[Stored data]
·····
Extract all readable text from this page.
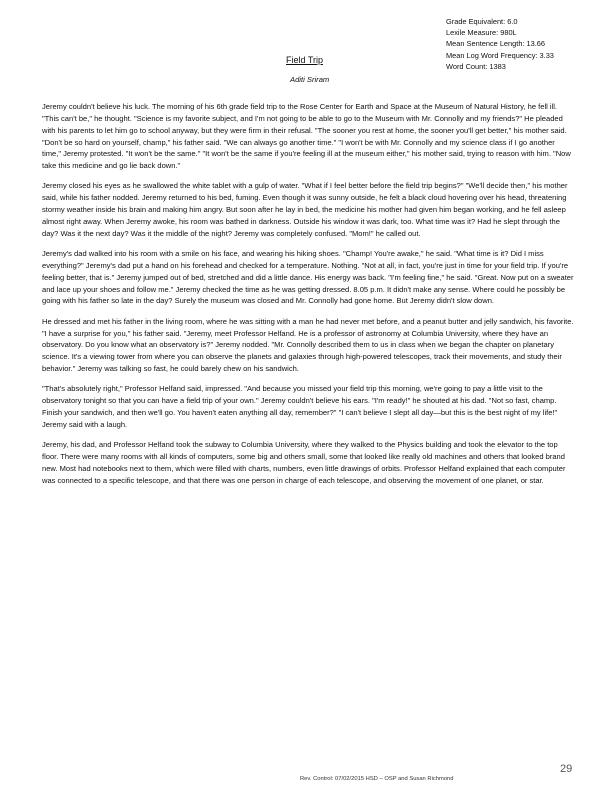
Grade Equivalent: 6.0
Lexile Measure: 980L
Mean Sentence Length: 13.66
Mean Log Word Frequency: 3.33
Word Count: 1383
Field Trip
Aditi Sriram

Jeremy couldn't believe his luck. The morning of his 6th grade field trip to the Rose Center for Earth and Space at the Museum of Natural History, he fell ill. "This can't be," he thought. "Science is my favorite subject, and I'm not going to be able to go to the Museum with Mr. Connolly and my friends?" He pleaded with his parents to let him go to school anyway, but they were firm in their refusal. "The sooner you rest at home, the sooner you'll get better," his mother said. "Don't be so hard on yourself, champ," his father said. "We can always go another time." "I won't be with Mr. Connolly and my science class if I go another time," Jeremy protested. "It won't be the same." "It won't be the same if you're feeling ill at the museum either," his mother said, trying to reason with him. "Now take this medicine and go lie back down."

Jeremy closed his eyes as he swallowed the white tablet with a gulp of water. "What if I feel better before the field trip begins?" "We'll decide then," his mother said, while his father nodded. Jeremy returned to his bed, fuming. Even though it was sunny outside, he felt a black cloud hovering over his head, threatening stormy weather inside his brain and making him angry. But soon after he lay in bed, the medicine his mother had given him began working, and he fell asleep almost right away. When Jeremy awoke, his room was bathed in darkness. Outside his window it was dark, too. What time was it? Had he slept through the day? Was it the next day? Was it the middle of the night? Jeremy was completely confused. "Mom!" he called out.

Jeremy's dad walked into his room with a smile on his face, and wearing his hiking shoes. "Champ! You're awake," he said. "What time is it? Did I miss everything?" Jeremy's dad put a hand on his forehead and checked for a temperature. Nothing. "Not at all, in fact, you're just in time for your field trip. If you're feeling better, that is." Jeremy jumped out of bed, stretched and did a little dance. His energy was back. "I'm feeling fine," he said. "Great. Now put on a sweater and lace up your shoes and follow me." Jeremy checked the time as he was getting dressed. 8.05 p.m. It didn't make any sense. Where could he possibly be going with his father so late in the day? Surely the museum was closed and Mr. Connolly had gone home. But Jeremy didn't slow down.

He dressed and met his father in the living room, where he was sitting with a man he had never met before, and a peanut butter and jelly sandwich, his favorite. "I have a surprise for you," his father said. "Jeremy, meet Professor Helfand. He is a professor of astronomy at Columbia University, where they have an observatory. Do you know what an observatory is?" Jeremy nodded. "Mr. Connolly described them to us in class when we began the chapter on planetary science. It's a viewing tower from where you can observe the planets and galaxies through high-powered telescopes, track their movements, and study their behavior." Jeremy was talking so fast, he could barely chew on his sandwich.

"That's absolutely right," Professor Helfand said, impressed. "And because you missed your field trip this morning, we're going to pay a little visit to the observatory tonight so that you can have a field trip of your own." Jeremy couldn't believe his ears. "I'm ready!" he shouted at his dad. "Not so fast, champ. Finish your sandwich, and then we'll go. You haven't eaten anything all day, remember?" "I can't believe I slept all day—but this is the best night of my life!" Jeremy said with a laugh.

Jeremy, his dad, and Professor Helfand took the subway to Columbia University, where they walked to the Physics building and took the elevator to the top floor. There were many rooms with all kinds of computers, some big and others small, some that looked like really old machines and others that looked brand new. Most had notebooks next to them, which were filled with charts, numbers, even little drawings of orbits. Professor Helfand explained that each computer was connected to a specific telescope, and that there was one person in charge of each telescope, and observing the movement of one planet, or star.

29
Rev. Control: 07/02/2015 HSD – OSP and Susan Richmond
·····
▶ Job:
Write out every line of the preceding listing that contains "slept".

▶ Answer to the task:
Jeremy closed his eyes as he swallowed the white tablet with a gulp of water. "What if I feel better before the field trip begins?" "We'll decide then," his mother said, while his father nodded. Jeremy returned to his bed, fuming. Even though it was sunny outside, he felt a black cloud hovering over his head, threatening stormy weather inside his brain and making him angry. But soon after he lay in bed, the medicine his mother had given him began working, and he fell asleep almost right away. When Jeremy awoke, his room was bathed in darkness. Outside his window it was dark, too. What time was it? Had he slept through the day? Was it the next day? Was it the middle of the night? Jeremy was completely confused. "Mom!" he called out.
"That's absolutely right," Professor Helfand said, impressed. "And because you missed your field trip this morning, we're going to pay a little visit to the observatory tonight so that you can have a field trip of your own." Jeremy couldn't believe his ears. "I'm ready!" he shouted at his dad. "Not so fast, champ. Finish your sandwich, and then we'll go. You haven't eaten anything all day, remember?" "I can't believe I slept all day—but this is the best night of my life!" Jeremy said with a laugh.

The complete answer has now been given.